# START OF ENTRIES SHOWN
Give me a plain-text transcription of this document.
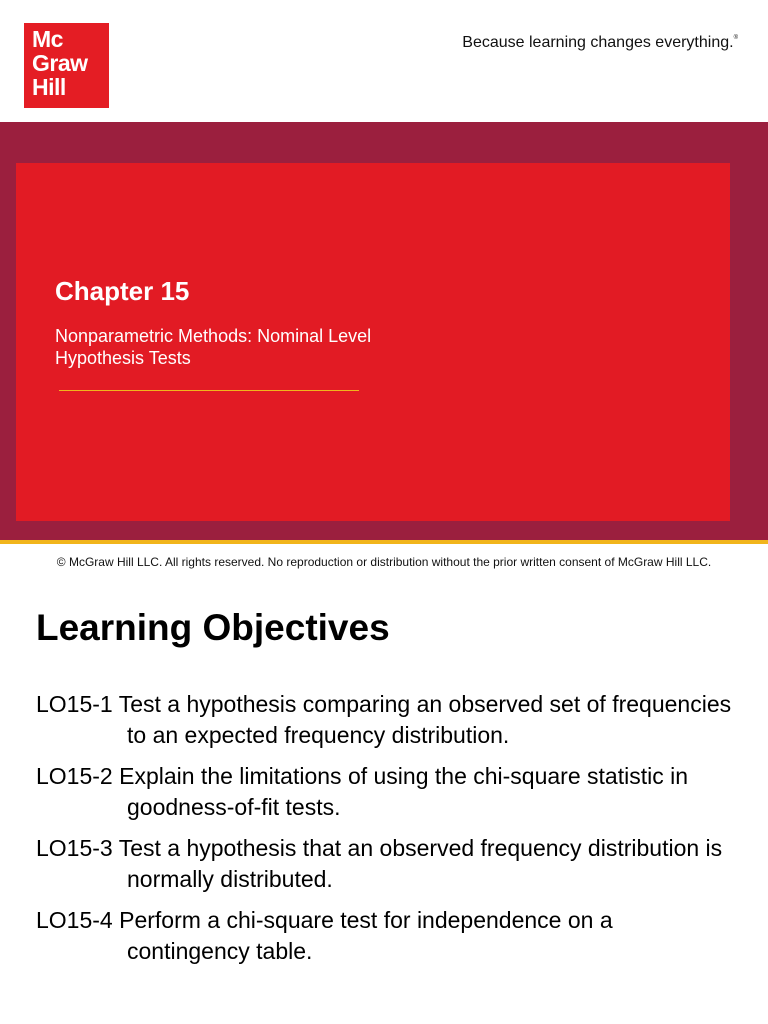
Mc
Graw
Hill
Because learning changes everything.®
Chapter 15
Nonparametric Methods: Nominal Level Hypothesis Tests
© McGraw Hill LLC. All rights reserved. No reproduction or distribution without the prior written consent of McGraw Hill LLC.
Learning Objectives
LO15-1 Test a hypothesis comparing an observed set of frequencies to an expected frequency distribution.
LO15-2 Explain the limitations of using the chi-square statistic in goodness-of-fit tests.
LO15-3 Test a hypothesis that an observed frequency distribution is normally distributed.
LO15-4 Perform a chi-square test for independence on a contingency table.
# END OF ENTRIES SHOWN
Copy the material shown above in full and exactly. Skip the pictures.

• EXPECTED ANSWER:
Give me a plain-text transcription of this document.
Mc
Graw
Hill
Because learning changes everything.®
Chapter 15
Nonparametric Methods: Nominal Level Hypothesis Tests
© McGraw Hill LLC. All rights reserved. No reproduction or distribution without the prior written consent of McGraw Hill LLC.
Learning Objectives
LO15-1 Test a hypothesis comparing an observed set of frequencies to an expected frequency distribution.
LO15-2 Explain the limitations of using the chi-square statistic in goodness-of-fit tests.
LO15-3 Test a hypothesis that an observed frequency distribution is normally distributed.
LO15-4 Perform a chi-square test for independence on a contingency table.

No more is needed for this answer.